*What you will do*. Find the line containing "What text is on this page?", then print it and each following line through the end of the records, exactly and with nothing added; leave out any pictures.

━━ Record excerpts

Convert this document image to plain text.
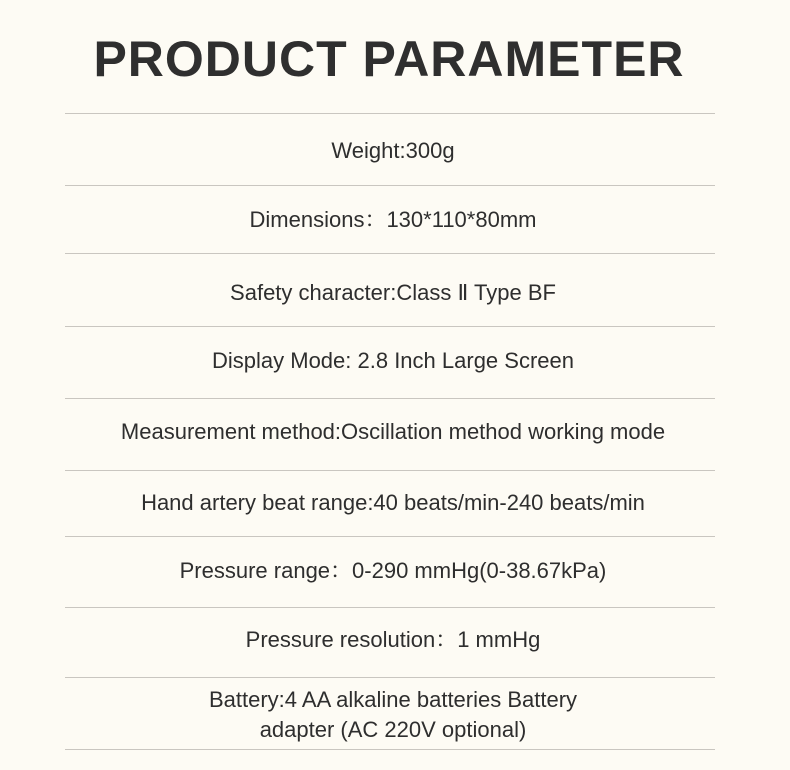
PRODUCT PARAMETER
Weight:300g
Dimensions：130*110*80mm
Safety character:Class Ⅱ Type BF
Display Mode: 2.8 Inch Large Screen
Measurement method:Oscillation method working mode
Hand artery beat range:40 beats/min-240 beats/min
Pressure range：0-290 mmHg(0-38.67kPa)
Pressure resolution：1 mmHg
Battery:4 AA alkaline batteries Battery
adapter (AC 220V optional)
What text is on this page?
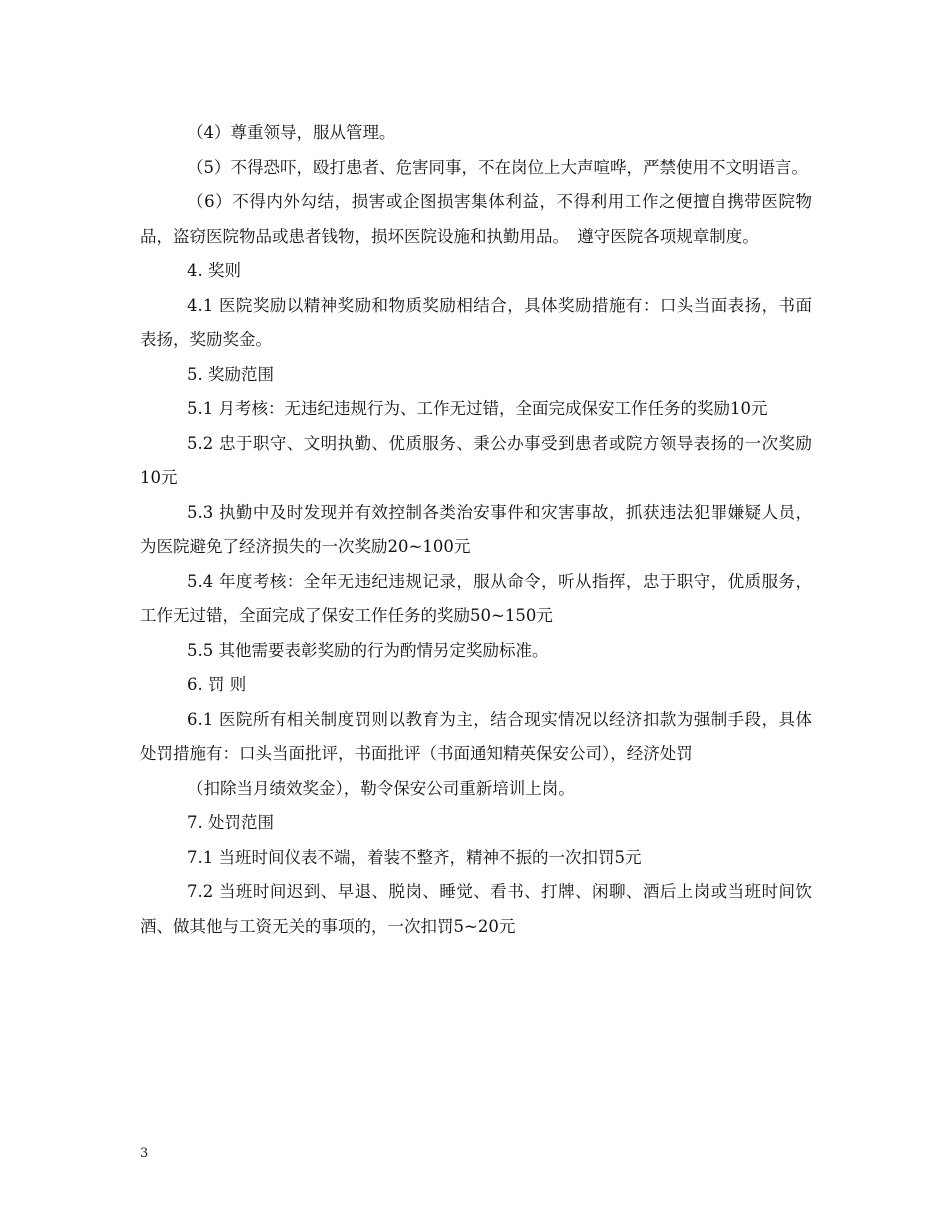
（4）尊重领导，服从管理。

（5）不得恐吓，殴打患者、危害同事，不在岗位上大声喧哗，严禁使用不文明语言。

（6）不得内外勾结，损害或企图损害集体利益，不得利用工作之便擅自携带医院物品，盗窃医院物品或患者钱物，损坏医院设施和执勤用品。　遵守医院各项规章制度。

4. 奖则

4.1 医院奖励以精神奖励和物质奖励相结合，具体奖励措施有：口头当面表扬，书面表扬，奖励奖金。

5. 奖励范围

5.1 月考核：无违纪违规行为、工作无过错，全面完成保安工作任务的奖励10元

5.2 忠于职守、文明执勤、优质服务、秉公办事受到患者或院方领导表扬的一次奖励10元

5.3 执勤中及时发现并有效控制各类治安事件和灾害事故，抓获违法犯罪嫌疑人员，为医院避免了经济损失的一次奖励20~100元

5.4 年度考核：全年无违纪违规记录，服从命令，听从指挥，忠于职守，优质服务，工作无过错，全面完成了保安工作任务的奖励50~150元

5.5 其他需要表彰奖励的行为酌情另定奖励标准。

6. 罚 则

6.1 医院所有相关制度罚则以教育为主，结合现实情况以经济扣款为强制手段，具体处罚措施有：口头当面批评，书面批评（书面通知精英保安公司），经济处罚

（扣除当月绩效奖金），勒令保安公司重新培训上岗。

7. 处罚范围

7.1 当班时间仪表不端，着装不整齐，精神不振的一次扣罚5元

7.2 当班时间迟到、早退、脱岗、睡觉、看书、打牌、闲聊、酒后上岗或当班时间饮酒、做其他与工资无关的事项的，一次扣罚5~20元

3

━━━━

*Response to the exercise*.
What text is on this page?
（4）尊重领导，服从管理。

（5）不得恐吓，殴打患者、危害同事，不在岗位上大声喧哗，严禁使用不文明语言。

（6）不得内外勾结，损害或企图损害集体利益，不得利用工作之便擅自携带医院物品，盗窃医院物品或患者钱物，损坏医院设施和执勤用品。　遵守医院各项规章制度。

4. 奖则

4.1 医院奖励以精神奖励和物质奖励相结合，具体奖励措施有：口头当面表扬，书面表扬，奖励奖金。

5. 奖励范围

5.1 月考核：无违纪违规行为、工作无过错，全面完成保安工作任务的奖励10元

5.2 忠于职守、文明执勤、优质服务、秉公办事受到患者或院方领导表扬的一次奖励10元

5.3 执勤中及时发现并有效控制各类治安事件和灾害事故，抓获违法犯罪嫌疑人员，为医院避免了经济损失的一次奖励20~100元

5.4 年度考核：全年无违纪违规记录，服从命令，听从指挥，忠于职守，优质服务，工作无过错，全面完成了保安工作任务的奖励50~150元

5.5 其他需要表彰奖励的行为酌情另定奖励标准。

6. 罚 则

6.1 医院所有相关制度罚则以教育为主，结合现实情况以经济扣款为强制手段，具体处罚措施有：口头当面批评，书面批评（书面通知精英保安公司），经济处罚

（扣除当月绩效奖金），勒令保安公司重新培训上岗。

7. 处罚范围

7.1 当班时间仪表不端，着装不整齐，精神不振的一次扣罚5元

7.2 当班时间迟到、早退、脱岗、睡觉、看书、打牌、闲聊、酒后上岗或当班时间饮酒、做其他与工资无关的事项的，一次扣罚5~20元

3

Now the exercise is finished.